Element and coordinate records
┌──

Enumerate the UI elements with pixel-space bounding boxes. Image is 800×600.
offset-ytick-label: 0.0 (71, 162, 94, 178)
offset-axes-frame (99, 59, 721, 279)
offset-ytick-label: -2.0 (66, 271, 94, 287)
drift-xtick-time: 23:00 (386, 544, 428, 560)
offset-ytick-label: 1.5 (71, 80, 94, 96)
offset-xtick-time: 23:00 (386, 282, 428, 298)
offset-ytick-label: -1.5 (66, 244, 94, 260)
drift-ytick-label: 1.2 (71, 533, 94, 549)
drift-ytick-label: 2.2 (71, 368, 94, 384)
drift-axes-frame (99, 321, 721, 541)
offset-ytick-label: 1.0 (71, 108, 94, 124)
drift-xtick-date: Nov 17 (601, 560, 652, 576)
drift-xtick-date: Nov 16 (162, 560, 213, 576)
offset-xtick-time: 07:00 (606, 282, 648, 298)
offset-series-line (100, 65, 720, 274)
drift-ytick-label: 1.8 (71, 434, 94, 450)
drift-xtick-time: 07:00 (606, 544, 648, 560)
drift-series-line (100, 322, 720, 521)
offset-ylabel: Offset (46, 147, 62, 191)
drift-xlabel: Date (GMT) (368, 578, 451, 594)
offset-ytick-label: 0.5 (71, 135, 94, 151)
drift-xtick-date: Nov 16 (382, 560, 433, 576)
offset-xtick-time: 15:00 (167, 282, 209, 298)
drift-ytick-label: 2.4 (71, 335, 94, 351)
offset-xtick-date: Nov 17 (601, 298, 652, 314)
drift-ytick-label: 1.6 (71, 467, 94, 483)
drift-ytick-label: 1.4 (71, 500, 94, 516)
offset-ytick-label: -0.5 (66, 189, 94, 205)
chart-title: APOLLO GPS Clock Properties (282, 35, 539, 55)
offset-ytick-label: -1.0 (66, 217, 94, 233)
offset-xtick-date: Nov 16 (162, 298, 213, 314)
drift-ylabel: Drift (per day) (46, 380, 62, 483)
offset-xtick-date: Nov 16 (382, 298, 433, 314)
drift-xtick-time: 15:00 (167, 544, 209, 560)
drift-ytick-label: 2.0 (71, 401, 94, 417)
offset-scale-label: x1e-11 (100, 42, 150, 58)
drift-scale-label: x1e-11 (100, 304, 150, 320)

└──

WHAT TO WORK ON
Copy out every line of the records above again, word for word, without changing anything.

RESPONSE TO THIS TASK
Enumerate the UI elements with pixel-space bounding boxes. Image is 800×600.
offset-ytick-label: 0.0 (71, 162, 94, 178)
offset-axes-frame (99, 59, 721, 279)
offset-ytick-label: -2.0 (66, 271, 94, 287)
drift-xtick-time: 23:00 (386, 544, 428, 560)
offset-ytick-label: 1.5 (71, 80, 94, 96)
offset-xtick-time: 23:00 (386, 282, 428, 298)
offset-ytick-label: -1.5 (66, 244, 94, 260)
drift-ytick-label: 1.2 (71, 533, 94, 549)
drift-ytick-label: 2.2 (71, 368, 94, 384)
drift-axes-frame (99, 321, 721, 541)
offset-ytick-label: 1.0 (71, 108, 94, 124)
drift-xtick-date: Nov 17 (601, 560, 652, 576)
drift-xtick-date: Nov 16 (162, 560, 213, 576)
offset-xtick-time: 07:00 (606, 282, 648, 298)
offset-series-line (100, 65, 720, 274)
drift-ytick-label: 1.8 (71, 434, 94, 450)
drift-xtick-time: 07:00 (606, 544, 648, 560)
drift-series-line (100, 322, 720, 521)
offset-ylabel: Offset (46, 147, 62, 191)
drift-xlabel: Date (GMT) (368, 578, 451, 594)
offset-ytick-label: 0.5 (71, 135, 94, 151)
drift-xtick-date: Nov 16 (382, 560, 433, 576)
offset-xtick-time: 15:00 (167, 282, 209, 298)
drift-ytick-label: 2.4 (71, 335, 94, 351)
offset-xtick-date: Nov 17 (601, 298, 652, 314)
drift-ytick-label: 1.6 (71, 467, 94, 483)
drift-ytick-label: 1.4 (71, 500, 94, 516)
offset-ytick-label: -0.5 (66, 189, 94, 205)
chart-title: APOLLO GPS Clock Properties (282, 35, 539, 55)
offset-ytick-label: -1.0 (66, 217, 94, 233)
offset-xtick-date: Nov 16 (162, 298, 213, 314)
drift-ylabel: Drift (per day) (46, 380, 62, 483)
offset-xtick-date: Nov 16 (382, 298, 433, 314)
drift-xtick-time: 15:00 (167, 544, 209, 560)
drift-ytick-label: 2.0 (71, 401, 94, 417)
offset-scale-label: x1e-11 (100, 42, 150, 58)
drift-scale-label: x1e-11 (100, 304, 150, 320)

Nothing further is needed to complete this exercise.